Problem description ::
Output every record word for word.

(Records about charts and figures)
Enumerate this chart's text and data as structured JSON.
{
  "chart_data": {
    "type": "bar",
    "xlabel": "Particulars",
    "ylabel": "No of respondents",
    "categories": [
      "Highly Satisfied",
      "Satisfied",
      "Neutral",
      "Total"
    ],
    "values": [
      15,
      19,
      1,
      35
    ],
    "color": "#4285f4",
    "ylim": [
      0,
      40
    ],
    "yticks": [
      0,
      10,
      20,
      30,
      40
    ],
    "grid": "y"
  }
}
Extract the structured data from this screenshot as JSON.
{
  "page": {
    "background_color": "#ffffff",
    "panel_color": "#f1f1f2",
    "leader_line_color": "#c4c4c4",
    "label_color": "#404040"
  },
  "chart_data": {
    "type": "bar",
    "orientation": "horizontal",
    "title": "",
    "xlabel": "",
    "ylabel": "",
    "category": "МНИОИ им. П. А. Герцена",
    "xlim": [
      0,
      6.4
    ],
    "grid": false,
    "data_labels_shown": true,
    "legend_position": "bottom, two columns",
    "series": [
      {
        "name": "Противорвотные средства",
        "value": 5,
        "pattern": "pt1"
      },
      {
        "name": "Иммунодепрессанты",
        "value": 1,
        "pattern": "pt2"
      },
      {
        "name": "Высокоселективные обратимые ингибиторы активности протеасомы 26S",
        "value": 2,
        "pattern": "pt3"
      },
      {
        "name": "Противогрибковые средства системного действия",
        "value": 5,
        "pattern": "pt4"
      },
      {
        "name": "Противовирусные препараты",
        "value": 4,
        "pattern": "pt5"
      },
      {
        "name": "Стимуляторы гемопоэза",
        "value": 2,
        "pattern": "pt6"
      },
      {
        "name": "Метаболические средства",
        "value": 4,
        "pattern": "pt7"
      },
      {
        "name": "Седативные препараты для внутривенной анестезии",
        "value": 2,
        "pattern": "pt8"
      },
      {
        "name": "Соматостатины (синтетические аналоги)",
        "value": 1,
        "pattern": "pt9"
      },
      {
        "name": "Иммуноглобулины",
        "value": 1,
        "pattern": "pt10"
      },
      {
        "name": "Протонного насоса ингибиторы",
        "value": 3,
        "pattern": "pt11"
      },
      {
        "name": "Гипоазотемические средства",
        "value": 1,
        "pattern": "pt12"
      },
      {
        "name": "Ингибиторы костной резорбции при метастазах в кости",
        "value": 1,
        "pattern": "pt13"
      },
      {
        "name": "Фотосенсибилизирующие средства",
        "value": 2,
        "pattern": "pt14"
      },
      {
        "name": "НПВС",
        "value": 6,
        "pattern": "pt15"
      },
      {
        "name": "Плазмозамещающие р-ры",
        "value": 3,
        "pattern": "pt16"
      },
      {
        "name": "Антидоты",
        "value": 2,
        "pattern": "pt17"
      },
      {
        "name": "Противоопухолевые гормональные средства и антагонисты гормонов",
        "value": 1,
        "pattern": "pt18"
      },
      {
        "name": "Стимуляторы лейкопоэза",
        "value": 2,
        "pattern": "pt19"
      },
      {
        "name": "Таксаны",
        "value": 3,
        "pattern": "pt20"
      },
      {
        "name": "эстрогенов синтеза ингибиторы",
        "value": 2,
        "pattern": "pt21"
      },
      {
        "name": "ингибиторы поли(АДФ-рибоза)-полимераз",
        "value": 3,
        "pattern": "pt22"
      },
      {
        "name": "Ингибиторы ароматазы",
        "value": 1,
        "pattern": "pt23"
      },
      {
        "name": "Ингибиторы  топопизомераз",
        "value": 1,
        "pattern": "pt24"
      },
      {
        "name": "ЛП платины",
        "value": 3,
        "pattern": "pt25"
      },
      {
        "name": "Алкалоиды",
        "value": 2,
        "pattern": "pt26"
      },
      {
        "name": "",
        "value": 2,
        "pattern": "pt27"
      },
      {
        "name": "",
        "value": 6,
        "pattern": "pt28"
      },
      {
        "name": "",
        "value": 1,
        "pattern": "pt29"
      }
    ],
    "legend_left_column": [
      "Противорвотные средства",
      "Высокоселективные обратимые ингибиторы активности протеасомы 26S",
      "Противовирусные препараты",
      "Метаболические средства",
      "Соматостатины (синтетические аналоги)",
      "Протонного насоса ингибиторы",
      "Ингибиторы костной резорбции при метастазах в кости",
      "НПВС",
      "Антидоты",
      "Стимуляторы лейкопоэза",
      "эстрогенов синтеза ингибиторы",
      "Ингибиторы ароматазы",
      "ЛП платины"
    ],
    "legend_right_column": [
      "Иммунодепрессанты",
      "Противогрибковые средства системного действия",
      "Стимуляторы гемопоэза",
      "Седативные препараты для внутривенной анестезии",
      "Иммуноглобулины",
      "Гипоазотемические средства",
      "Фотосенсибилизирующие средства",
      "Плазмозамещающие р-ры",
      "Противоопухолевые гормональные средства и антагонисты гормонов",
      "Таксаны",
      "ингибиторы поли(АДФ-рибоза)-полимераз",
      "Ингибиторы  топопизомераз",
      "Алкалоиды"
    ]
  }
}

Answer ::
Enumerate this chart's text and data as structured JSON.
{
  "chart_data": {
    "type": "bar",
    "xlabel": "Particulars",
    "ylabel": "No of respondents",
    "categories": [
      "Highly Satisfied",
      "Satisfied",
      "Neutral",
      "Total"
    ],
    "values": [
      15,
      19,
      1,
      35
    ],
    "color": "#4285f4",
    "ylim": [
      0,
      40
    ],
    "yticks": [
      0,
      10,
      20,
      30,
      40
    ],
    "grid": "y"
  }
}
Extract the structured data from this screenshot as JSON.
{
  "page": {
    "background_color": "#ffffff",
    "panel_color": "#f1f1f2",
    "leader_line_color": "#c4c4c4",
    "label_color": "#404040"
  },
  "chart_data": {
    "type": "bar",
    "orientation": "horizontal",
    "title": "",
    "xlabel": "",
    "ylabel": "",
    "category": "МНИОИ им. П. А. Герцена",
    "xlim": [
      0,
      6.4
    ],
    "grid": false,
    "data_labels_shown": true,
    "legend_position": "bottom, two columns",
    "series": [
      {
        "name": "Противорвотные средства",
        "value": 5,
        "pattern": "pt1"
      },
      {
        "name": "Иммунодепрессанты",
        "value": 1,
        "pattern": "pt2"
      },
      {
        "name": "Высокоселективные обратимые ингибиторы активности протеасомы 26S",
        "value": 2,
        "pattern": "pt3"
      },
      {
        "name": "Противогрибковые средства системного действия",
        "value": 5,
        "pattern": "pt4"
      },
      {
        "name": "Противовирусные препараты",
        "value": 4,
        "pattern": "pt5"
      },
      {
        "name": "Стимуляторы гемопоэза",
        "value": 2,
        "pattern": "pt6"
      },
      {
        "name": "Метаболические средства",
        "value": 4,
        "pattern": "pt7"
      },
      {
        "name": "Седативные препараты для внутривенной анестезии",
        "value": 2,
        "pattern": "pt8"
      },
      {
        "name": "Соматостатины (синтетические аналоги)",
        "value": 1,
        "pattern": "pt9"
      },
      {
        "name": "Иммуноглобулины",
        "value": 1,
        "pattern": "pt10"
      },
      {
        "name": "Протонного насоса ингибиторы",
        "value": 3,
        "pattern": "pt11"
      },
      {
        "name": "Гипоазотемические средства",
        "value": 1,
        "pattern": "pt12"
      },
      {
        "name": "Ингибиторы костной резорбции при метастазах в кости",
        "value": 1,
        "pattern": "pt13"
      },
      {
        "name": "Фотосенсибилизирующие средства",
        "value": 2,
        "pattern": "pt14"
      },
      {
        "name": "НПВС",
        "value": 6,
        "pattern": "pt15"
      },
      {
        "name": "Плазмозамещающие р-ры",
        "value": 3,
        "pattern": "pt16"
      },
      {
        "name": "Антидоты",
        "value": 2,
        "pattern": "pt17"
      },
      {
        "name": "Противоопухолевые гормональные средства и антагонисты гормонов",
        "value": 1,
        "pattern": "pt18"
      },
      {
        "name": "Стимуляторы лейкопоэза",
        "value": 2,
        "pattern": "pt19"
      },
      {
        "name": "Таксаны",
        "value": 3,
        "pattern": "pt20"
      },
      {
        "name": "эстрогенов синтеза ингибиторы",
        "value": 2,
        "pattern": "pt21"
      },
      {
        "name": "ингибиторы поли(АДФ-рибоза)-полимераз",
        "value": 3,
        "pattern": "pt22"
      },
      {
        "name": "Ингибиторы ароматазы",
        "value": 1,
        "pattern": "pt23"
      },
      {
        "name": "Ингибиторы  топопизомераз",
        "value": 1,
        "pattern": "pt24"
      },
      {
        "name": "ЛП платины",
        "value": 3,
        "pattern": "pt25"
      },
      {
        "name": "Алкалоиды",
        "value": 2,
        "pattern": "pt26"
      },
      {
        "name": "",
        "value": 2,
        "pattern": "pt27"
      },
      {
        "name": "",
        "value": 6,
        "pattern": "pt28"
      },
      {
        "name": "",
        "value": 1,
        "pattern": "pt29"
      }
    ],
    "legend_left_column": [
      "Противорвотные средства",
      "Высокоселективные обратимые ингибиторы активности протеасомы 26S",
      "Противовирусные препараты",
      "Метаболические средства",
      "Соматостатины (синтетические аналоги)",
      "Протонного насоса ингибиторы",
      "Ингибиторы костной резорбции при метастазах в кости",
      "НПВС",
      "Антидоты",
      "Стимуляторы лейкопоэза",
      "эстрогенов синтеза ингибиторы",
      "Ингибиторы ароматазы",
      "ЛП платины"
    ],
    "legend_right_column": [
      "Иммунодепрессанты",
      "Противогрибковые средства системного действия",
      "Стимуляторы гемопоэза",
      "Седативные препараты для внутривенной анестезии",
      "Иммуноглобулины",
      "Гипоазотемические средства",
      "Фотосенсибилизирующие средства",
      "Плазмозамещающие р-ры",
      "Противоопухолевые гормональные средства и антагонисты гормонов",
      "Таксаны",
      "ингибиторы поли(АДФ-рибоза)-полимераз",
      "Ингибиторы  топопизомераз",
      "Алкалоиды"
    ]
  }
}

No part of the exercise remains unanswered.